**Problem statement:**
Leave out the pictures and copy everything else below exactly.

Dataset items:
******
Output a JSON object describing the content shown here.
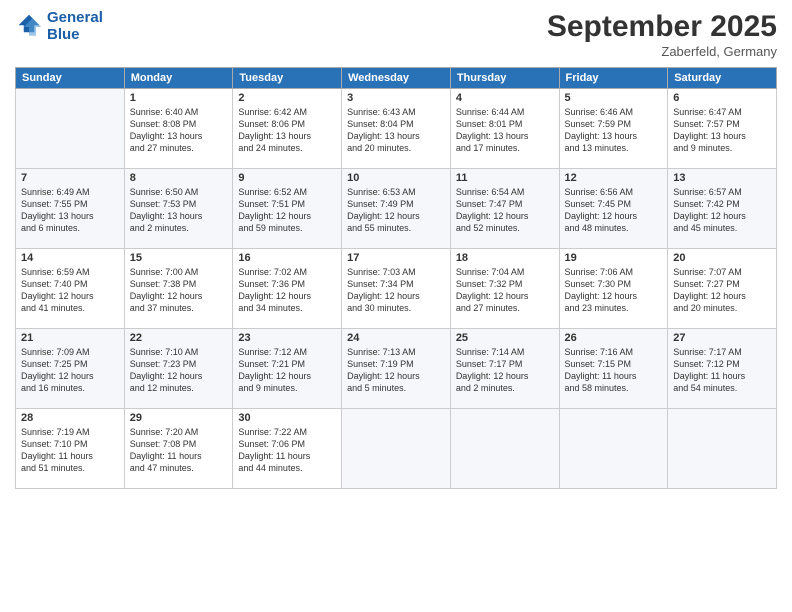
{
  "logo": {
    "line1": "General",
    "line2": "Blue"
  },
  "title": "September 2025",
  "subtitle": "Zaberfeld, Germany",
  "days_of_week": [
    "Sunday",
    "Monday",
    "Tuesday",
    "Wednesday",
    "Thursday",
    "Friday",
    "Saturday"
  ],
  "weeks": [
    [
      {
        "day": "",
        "text": ""
      },
      {
        "day": "1",
        "text": "Sunrise: 6:40 AM\nSunset: 8:08 PM\nDaylight: 13 hours\nand 27 minutes."
      },
      {
        "day": "2",
        "text": "Sunrise: 6:42 AM\nSunset: 8:06 PM\nDaylight: 13 hours\nand 24 minutes."
      },
      {
        "day": "3",
        "text": "Sunrise: 6:43 AM\nSunset: 8:04 PM\nDaylight: 13 hours\nand 20 minutes."
      },
      {
        "day": "4",
        "text": "Sunrise: 6:44 AM\nSunset: 8:01 PM\nDaylight: 13 hours\nand 17 minutes."
      },
      {
        "day": "5",
        "text": "Sunrise: 6:46 AM\nSunset: 7:59 PM\nDaylight: 13 hours\nand 13 minutes."
      },
      {
        "day": "6",
        "text": "Sunrise: 6:47 AM\nSunset: 7:57 PM\nDaylight: 13 hours\nand 9 minutes."
      }
    ],
    [
      {
        "day": "7",
        "text": "Sunrise: 6:49 AM\nSunset: 7:55 PM\nDaylight: 13 hours\nand 6 minutes."
      },
      {
        "day": "8",
        "text": "Sunrise: 6:50 AM\nSunset: 7:53 PM\nDaylight: 13 hours\nand 2 minutes."
      },
      {
        "day": "9",
        "text": "Sunrise: 6:52 AM\nSunset: 7:51 PM\nDaylight: 12 hours\nand 59 minutes."
      },
      {
        "day": "10",
        "text": "Sunrise: 6:53 AM\nSunset: 7:49 PM\nDaylight: 12 hours\nand 55 minutes."
      },
      {
        "day": "11",
        "text": "Sunrise: 6:54 AM\nSunset: 7:47 PM\nDaylight: 12 hours\nand 52 minutes."
      },
      {
        "day": "12",
        "text": "Sunrise: 6:56 AM\nSunset: 7:45 PM\nDaylight: 12 hours\nand 48 minutes."
      },
      {
        "day": "13",
        "text": "Sunrise: 6:57 AM\nSunset: 7:42 PM\nDaylight: 12 hours\nand 45 minutes."
      }
    ],
    [
      {
        "day": "14",
        "text": "Sunrise: 6:59 AM\nSunset: 7:40 PM\nDaylight: 12 hours\nand 41 minutes."
      },
      {
        "day": "15",
        "text": "Sunrise: 7:00 AM\nSunset: 7:38 PM\nDaylight: 12 hours\nand 37 minutes."
      },
      {
        "day": "16",
        "text": "Sunrise: 7:02 AM\nSunset: 7:36 PM\nDaylight: 12 hours\nand 34 minutes."
      },
      {
        "day": "17",
        "text": "Sunrise: 7:03 AM\nSunset: 7:34 PM\nDaylight: 12 hours\nand 30 minutes."
      },
      {
        "day": "18",
        "text": "Sunrise: 7:04 AM\nSunset: 7:32 PM\nDaylight: 12 hours\nand 27 minutes."
      },
      {
        "day": "19",
        "text": "Sunrise: 7:06 AM\nSunset: 7:30 PM\nDaylight: 12 hours\nand 23 minutes."
      },
      {
        "day": "20",
        "text": "Sunrise: 7:07 AM\nSunset: 7:27 PM\nDaylight: 12 hours\nand 20 minutes."
      }
    ],
    [
      {
        "day": "21",
        "text": "Sunrise: 7:09 AM\nSunset: 7:25 PM\nDaylight: 12 hours\nand 16 minutes."
      },
      {
        "day": "22",
        "text": "Sunrise: 7:10 AM\nSunset: 7:23 PM\nDaylight: 12 hours\nand 12 minutes."
      },
      {
        "day": "23",
        "text": "Sunrise: 7:12 AM\nSunset: 7:21 PM\nDaylight: 12 hours\nand 9 minutes."
      },
      {
        "day": "24",
        "text": "Sunrise: 7:13 AM\nSunset: 7:19 PM\nDaylight: 12 hours\nand 5 minutes."
      },
      {
        "day": "25",
        "text": "Sunrise: 7:14 AM\nSunset: 7:17 PM\nDaylight: 12 hours\nand 2 minutes."
      },
      {
        "day": "26",
        "text": "Sunrise: 7:16 AM\nSunset: 7:15 PM\nDaylight: 11 hours\nand 58 minutes."
      },
      {
        "day": "27",
        "text": "Sunrise: 7:17 AM\nSunset: 7:12 PM\nDaylight: 11 hours\nand 54 minutes."
      }
    ],
    [
      {
        "day": "28",
        "text": "Sunrise: 7:19 AM\nSunset: 7:10 PM\nDaylight: 11 hours\nand 51 minutes."
      },
      {
        "day": "29",
        "text": "Sunrise: 7:20 AM\nSunset: 7:08 PM\nDaylight: 11 hours\nand 47 minutes."
      },
      {
        "day": "30",
        "text": "Sunrise: 7:22 AM\nSunset: 7:06 PM\nDaylight: 11 hours\nand 44 minutes."
      },
      {
        "day": "",
        "text": ""
      },
      {
        "day": "",
        "text": ""
      },
      {
        "day": "",
        "text": ""
      },
      {
        "day": "",
        "text": ""
      }
    ]
  ]
}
******
**Written answer:**
Output a JSON object describing the content shown here.
{
  "logo": {
    "line1": "General",
    "line2": "Blue"
  },
  "title": "September 2025",
  "subtitle": "Zaberfeld, Germany",
  "days_of_week": [
    "Sunday",
    "Monday",
    "Tuesday",
    "Wednesday",
    "Thursday",
    "Friday",
    "Saturday"
  ],
  "weeks": [
    [
      {
        "day": "",
        "text": ""
      },
      {
        "day": "1",
        "text": "Sunrise: 6:40 AM\nSunset: 8:08 PM\nDaylight: 13 hours\nand 27 minutes."
      },
      {
        "day": "2",
        "text": "Sunrise: 6:42 AM\nSunset: 8:06 PM\nDaylight: 13 hours\nand 24 minutes."
      },
      {
        "day": "3",
        "text": "Sunrise: 6:43 AM\nSunset: 8:04 PM\nDaylight: 13 hours\nand 20 minutes."
      },
      {
        "day": "4",
        "text": "Sunrise: 6:44 AM\nSunset: 8:01 PM\nDaylight: 13 hours\nand 17 minutes."
      },
      {
        "day": "5",
        "text": "Sunrise: 6:46 AM\nSunset: 7:59 PM\nDaylight: 13 hours\nand 13 minutes."
      },
      {
        "day": "6",
        "text": "Sunrise: 6:47 AM\nSunset: 7:57 PM\nDaylight: 13 hours\nand 9 minutes."
      }
    ],
    [
      {
        "day": "7",
        "text": "Sunrise: 6:49 AM\nSunset: 7:55 PM\nDaylight: 13 hours\nand 6 minutes."
      },
      {
        "day": "8",
        "text": "Sunrise: 6:50 AM\nSunset: 7:53 PM\nDaylight: 13 hours\nand 2 minutes."
      },
      {
        "day": "9",
        "text": "Sunrise: 6:52 AM\nSunset: 7:51 PM\nDaylight: 12 hours\nand 59 minutes."
      },
      {
        "day": "10",
        "text": "Sunrise: 6:53 AM\nSunset: 7:49 PM\nDaylight: 12 hours\nand 55 minutes."
      },
      {
        "day": "11",
        "text": "Sunrise: 6:54 AM\nSunset: 7:47 PM\nDaylight: 12 hours\nand 52 minutes."
      },
      {
        "day": "12",
        "text": "Sunrise: 6:56 AM\nSunset: 7:45 PM\nDaylight: 12 hours\nand 48 minutes."
      },
      {
        "day": "13",
        "text": "Sunrise: 6:57 AM\nSunset: 7:42 PM\nDaylight: 12 hours\nand 45 minutes."
      }
    ],
    [
      {
        "day": "14",
        "text": "Sunrise: 6:59 AM\nSunset: 7:40 PM\nDaylight: 12 hours\nand 41 minutes."
      },
      {
        "day": "15",
        "text": "Sunrise: 7:00 AM\nSunset: 7:38 PM\nDaylight: 12 hours\nand 37 minutes."
      },
      {
        "day": "16",
        "text": "Sunrise: 7:02 AM\nSunset: 7:36 PM\nDaylight: 12 hours\nand 34 minutes."
      },
      {
        "day": "17",
        "text": "Sunrise: 7:03 AM\nSunset: 7:34 PM\nDaylight: 12 hours\nand 30 minutes."
      },
      {
        "day": "18",
        "text": "Sunrise: 7:04 AM\nSunset: 7:32 PM\nDaylight: 12 hours\nand 27 minutes."
      },
      {
        "day": "19",
        "text": "Sunrise: 7:06 AM\nSunset: 7:30 PM\nDaylight: 12 hours\nand 23 minutes."
      },
      {
        "day": "20",
        "text": "Sunrise: 7:07 AM\nSunset: 7:27 PM\nDaylight: 12 hours\nand 20 minutes."
      }
    ],
    [
      {
        "day": "21",
        "text": "Sunrise: 7:09 AM\nSunset: 7:25 PM\nDaylight: 12 hours\nand 16 minutes."
      },
      {
        "day": "22",
        "text": "Sunrise: 7:10 AM\nSunset: 7:23 PM\nDaylight: 12 hours\nand 12 minutes."
      },
      {
        "day": "23",
        "text": "Sunrise: 7:12 AM\nSunset: 7:21 PM\nDaylight: 12 hours\nand 9 minutes."
      },
      {
        "day": "24",
        "text": "Sunrise: 7:13 AM\nSunset: 7:19 PM\nDaylight: 12 hours\nand 5 minutes."
      },
      {
        "day": "25",
        "text": "Sunrise: 7:14 AM\nSunset: 7:17 PM\nDaylight: 12 hours\nand 2 minutes."
      },
      {
        "day": "26",
        "text": "Sunrise: 7:16 AM\nSunset: 7:15 PM\nDaylight: 11 hours\nand 58 minutes."
      },
      {
        "day": "27",
        "text": "Sunrise: 7:17 AM\nSunset: 7:12 PM\nDaylight: 11 hours\nand 54 minutes."
      }
    ],
    [
      {
        "day": "28",
        "text": "Sunrise: 7:19 AM\nSunset: 7:10 PM\nDaylight: 11 hours\nand 51 minutes."
      },
      {
        "day": "29",
        "text": "Sunrise: 7:20 AM\nSunset: 7:08 PM\nDaylight: 11 hours\nand 47 minutes."
      },
      {
        "day": "30",
        "text": "Sunrise: 7:22 AM\nSunset: 7:06 PM\nDaylight: 11 hours\nand 44 minutes."
      },
      {
        "day": "",
        "text": ""
      },
      {
        "day": "",
        "text": ""
      },
      {
        "day": "",
        "text": ""
      },
      {
        "day": "",
        "text": ""
      }
    ]
  ]
}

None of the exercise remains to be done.